[Aim of the task]: In the listing that follows, count the lines holding the word "Seite" and report only that number.

[Dataset entries]:
+===+

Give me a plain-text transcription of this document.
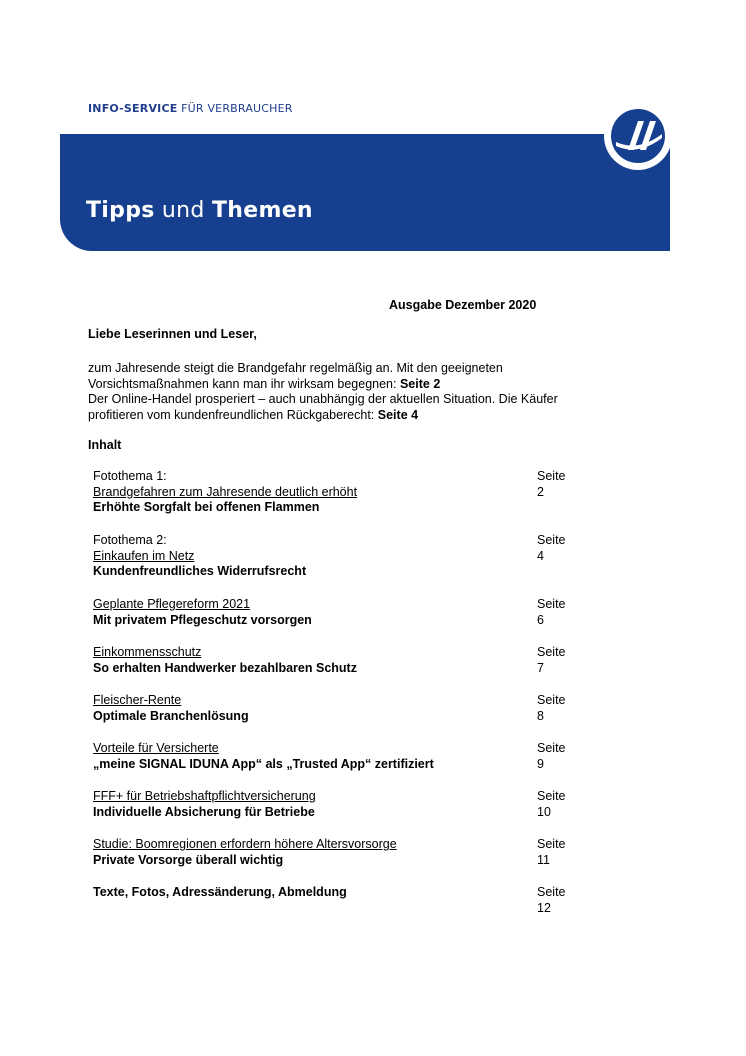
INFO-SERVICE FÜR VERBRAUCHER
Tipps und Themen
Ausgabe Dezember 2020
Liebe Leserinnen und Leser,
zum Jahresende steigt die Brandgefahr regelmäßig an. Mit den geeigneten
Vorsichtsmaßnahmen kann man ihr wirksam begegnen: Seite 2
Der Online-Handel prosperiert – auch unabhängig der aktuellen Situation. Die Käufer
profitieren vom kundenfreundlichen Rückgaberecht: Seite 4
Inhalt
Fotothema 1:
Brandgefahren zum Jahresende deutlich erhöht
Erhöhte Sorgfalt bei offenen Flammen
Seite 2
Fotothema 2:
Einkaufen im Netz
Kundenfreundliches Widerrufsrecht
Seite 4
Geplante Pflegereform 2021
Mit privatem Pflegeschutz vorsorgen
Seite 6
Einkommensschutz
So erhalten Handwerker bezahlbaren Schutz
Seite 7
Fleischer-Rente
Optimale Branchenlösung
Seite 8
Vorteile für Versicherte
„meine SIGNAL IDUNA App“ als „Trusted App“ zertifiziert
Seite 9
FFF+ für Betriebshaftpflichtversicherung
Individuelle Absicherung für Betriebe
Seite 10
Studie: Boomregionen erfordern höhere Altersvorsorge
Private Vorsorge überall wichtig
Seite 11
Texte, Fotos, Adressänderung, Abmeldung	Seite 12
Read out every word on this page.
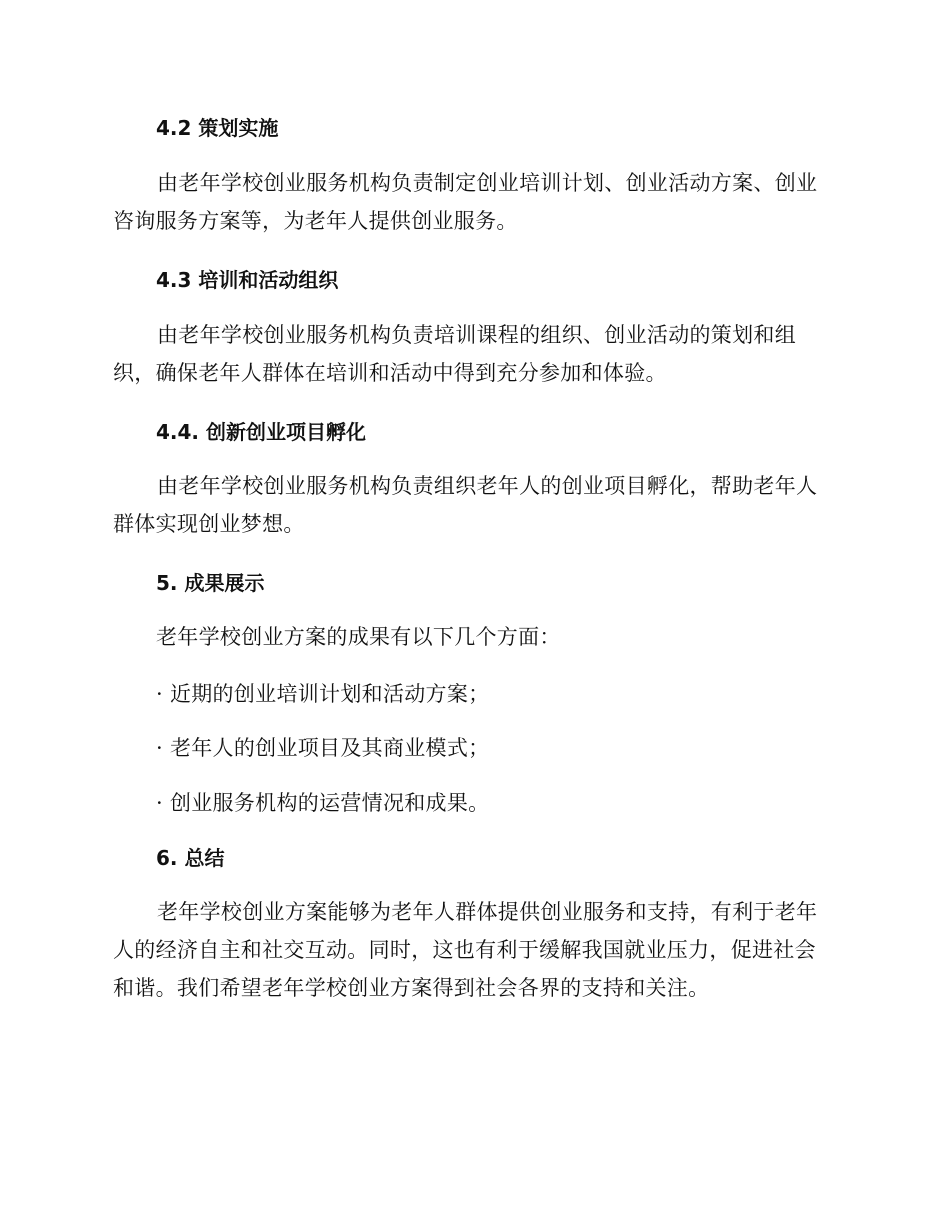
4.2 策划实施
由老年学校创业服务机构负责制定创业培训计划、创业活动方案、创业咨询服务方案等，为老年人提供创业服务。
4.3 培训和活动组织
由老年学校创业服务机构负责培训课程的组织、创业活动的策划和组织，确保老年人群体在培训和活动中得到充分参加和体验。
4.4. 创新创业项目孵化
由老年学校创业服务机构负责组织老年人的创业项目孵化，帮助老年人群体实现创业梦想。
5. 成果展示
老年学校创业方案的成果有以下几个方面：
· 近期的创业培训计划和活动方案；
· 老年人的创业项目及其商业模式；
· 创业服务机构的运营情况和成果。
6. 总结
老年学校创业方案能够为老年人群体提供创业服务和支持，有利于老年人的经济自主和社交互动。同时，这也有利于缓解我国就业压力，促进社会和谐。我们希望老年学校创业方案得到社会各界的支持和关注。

+===+

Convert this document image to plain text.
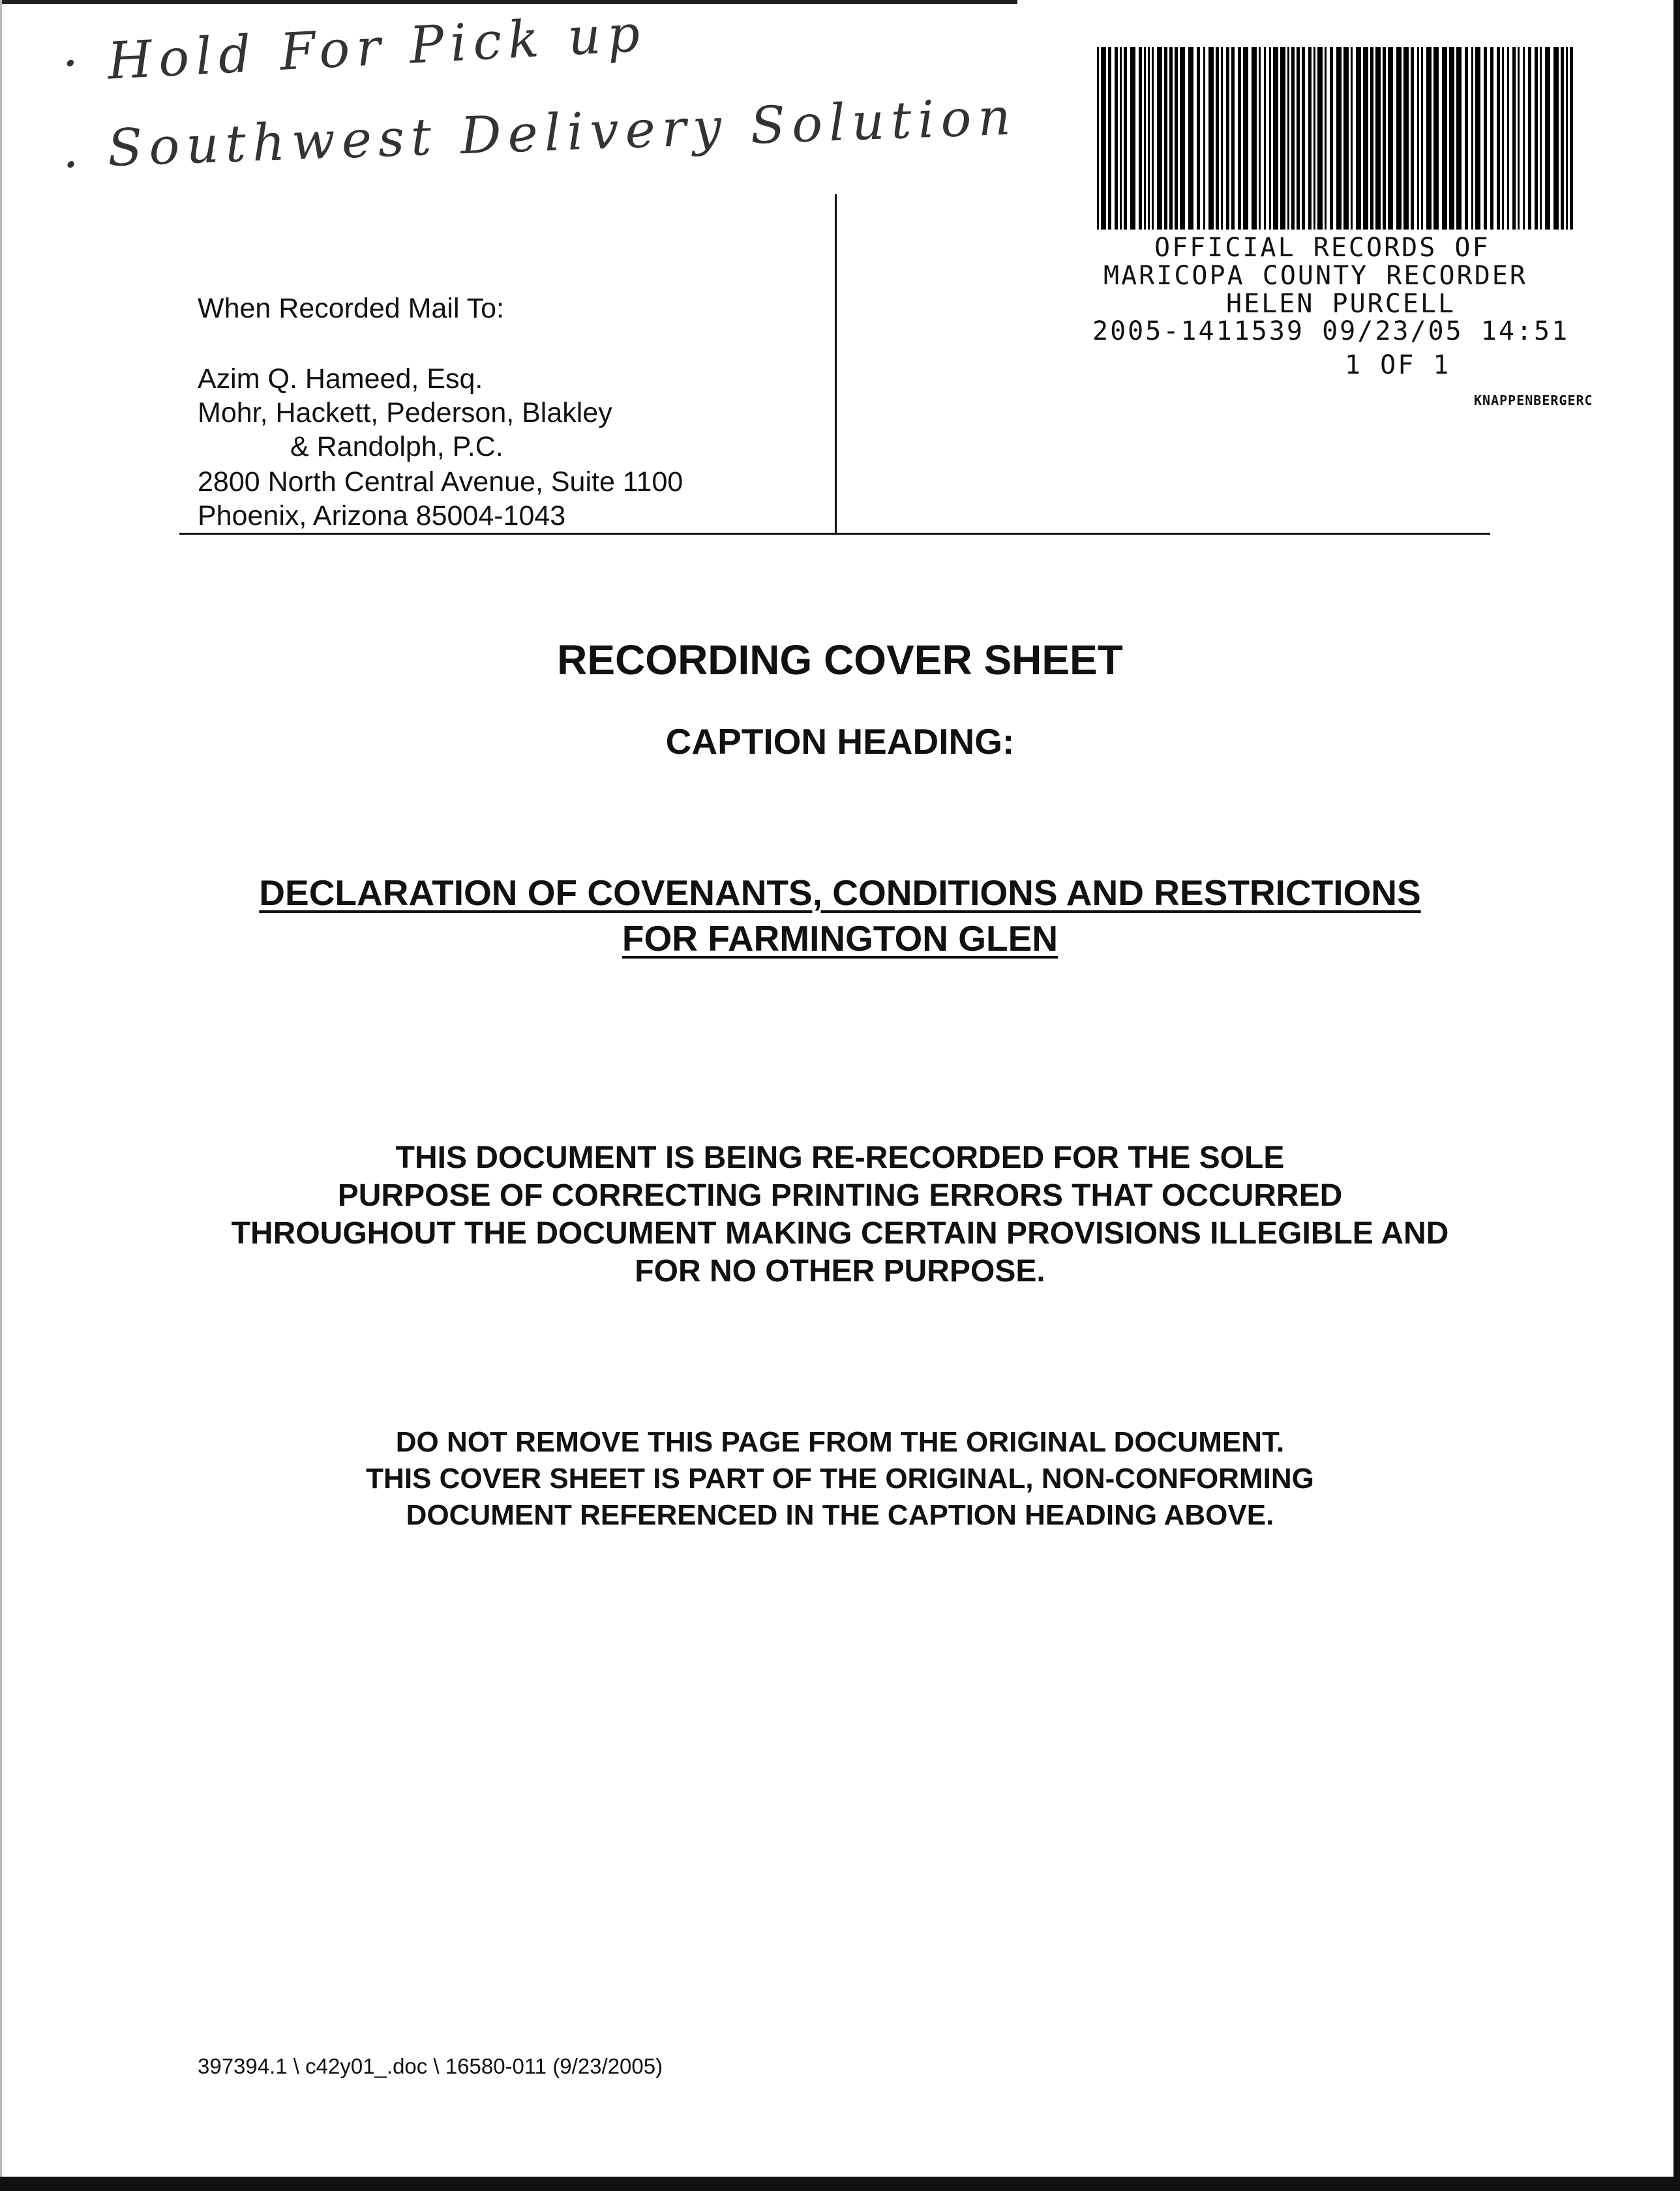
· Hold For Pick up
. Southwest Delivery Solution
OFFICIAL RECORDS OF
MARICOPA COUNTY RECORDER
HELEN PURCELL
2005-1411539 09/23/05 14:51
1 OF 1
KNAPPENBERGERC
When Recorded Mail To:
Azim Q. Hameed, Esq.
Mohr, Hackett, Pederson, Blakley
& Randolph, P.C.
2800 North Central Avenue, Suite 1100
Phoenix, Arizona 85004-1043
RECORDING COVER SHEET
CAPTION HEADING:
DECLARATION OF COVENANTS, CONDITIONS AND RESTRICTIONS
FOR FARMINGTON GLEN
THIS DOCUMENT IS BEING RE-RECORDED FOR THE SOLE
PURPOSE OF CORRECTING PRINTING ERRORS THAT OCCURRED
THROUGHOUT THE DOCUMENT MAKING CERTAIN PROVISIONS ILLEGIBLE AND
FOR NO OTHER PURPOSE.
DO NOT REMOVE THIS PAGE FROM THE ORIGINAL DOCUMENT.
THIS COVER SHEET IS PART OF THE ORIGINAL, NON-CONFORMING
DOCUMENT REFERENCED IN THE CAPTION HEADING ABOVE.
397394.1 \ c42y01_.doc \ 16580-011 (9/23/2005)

+===+

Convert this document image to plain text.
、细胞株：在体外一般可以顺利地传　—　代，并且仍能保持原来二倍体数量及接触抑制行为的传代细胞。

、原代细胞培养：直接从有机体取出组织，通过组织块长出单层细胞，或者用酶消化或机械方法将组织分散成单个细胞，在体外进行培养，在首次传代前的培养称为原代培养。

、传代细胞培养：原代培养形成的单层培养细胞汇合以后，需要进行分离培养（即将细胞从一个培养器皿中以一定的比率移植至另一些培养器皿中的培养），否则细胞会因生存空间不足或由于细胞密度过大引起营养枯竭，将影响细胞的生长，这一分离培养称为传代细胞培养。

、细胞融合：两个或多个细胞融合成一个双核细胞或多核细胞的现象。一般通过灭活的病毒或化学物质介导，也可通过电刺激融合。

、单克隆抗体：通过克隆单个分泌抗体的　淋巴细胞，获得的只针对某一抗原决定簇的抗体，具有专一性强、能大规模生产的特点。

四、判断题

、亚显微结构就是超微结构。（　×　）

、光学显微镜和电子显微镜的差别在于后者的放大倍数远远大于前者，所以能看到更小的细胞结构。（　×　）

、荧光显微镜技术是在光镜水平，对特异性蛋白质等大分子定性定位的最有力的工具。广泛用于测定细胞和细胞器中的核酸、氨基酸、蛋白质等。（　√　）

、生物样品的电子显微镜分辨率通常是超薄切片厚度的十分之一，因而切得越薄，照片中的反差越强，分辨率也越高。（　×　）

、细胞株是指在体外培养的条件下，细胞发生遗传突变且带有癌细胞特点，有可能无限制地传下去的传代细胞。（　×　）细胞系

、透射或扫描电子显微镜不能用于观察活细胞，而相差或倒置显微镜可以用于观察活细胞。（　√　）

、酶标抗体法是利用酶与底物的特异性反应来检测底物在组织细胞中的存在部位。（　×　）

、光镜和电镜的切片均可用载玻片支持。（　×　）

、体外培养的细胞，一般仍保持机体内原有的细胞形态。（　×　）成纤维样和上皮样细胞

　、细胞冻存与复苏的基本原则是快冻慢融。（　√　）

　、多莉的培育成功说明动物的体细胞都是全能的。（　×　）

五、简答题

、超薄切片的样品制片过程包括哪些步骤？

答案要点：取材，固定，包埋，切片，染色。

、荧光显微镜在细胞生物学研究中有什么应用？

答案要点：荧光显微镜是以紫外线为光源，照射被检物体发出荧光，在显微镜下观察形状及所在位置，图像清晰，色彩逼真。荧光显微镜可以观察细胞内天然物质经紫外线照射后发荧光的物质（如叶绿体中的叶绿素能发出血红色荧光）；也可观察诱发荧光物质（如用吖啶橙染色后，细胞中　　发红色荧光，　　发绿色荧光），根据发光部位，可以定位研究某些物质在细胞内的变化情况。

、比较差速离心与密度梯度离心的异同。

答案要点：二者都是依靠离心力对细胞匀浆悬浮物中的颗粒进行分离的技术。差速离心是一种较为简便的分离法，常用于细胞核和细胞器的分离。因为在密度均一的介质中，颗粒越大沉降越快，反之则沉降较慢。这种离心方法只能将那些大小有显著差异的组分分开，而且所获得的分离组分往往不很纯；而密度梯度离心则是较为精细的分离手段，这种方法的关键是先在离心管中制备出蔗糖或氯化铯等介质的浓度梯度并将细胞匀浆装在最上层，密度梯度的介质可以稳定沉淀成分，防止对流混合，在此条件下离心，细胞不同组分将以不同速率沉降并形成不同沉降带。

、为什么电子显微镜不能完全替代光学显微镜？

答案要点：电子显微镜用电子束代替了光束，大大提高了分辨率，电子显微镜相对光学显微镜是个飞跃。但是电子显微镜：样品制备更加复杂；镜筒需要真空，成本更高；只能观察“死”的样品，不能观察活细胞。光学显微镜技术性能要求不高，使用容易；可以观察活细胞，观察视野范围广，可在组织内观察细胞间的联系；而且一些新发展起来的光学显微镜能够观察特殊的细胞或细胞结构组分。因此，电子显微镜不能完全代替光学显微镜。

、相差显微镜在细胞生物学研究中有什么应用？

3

+===+

[Full output]: 11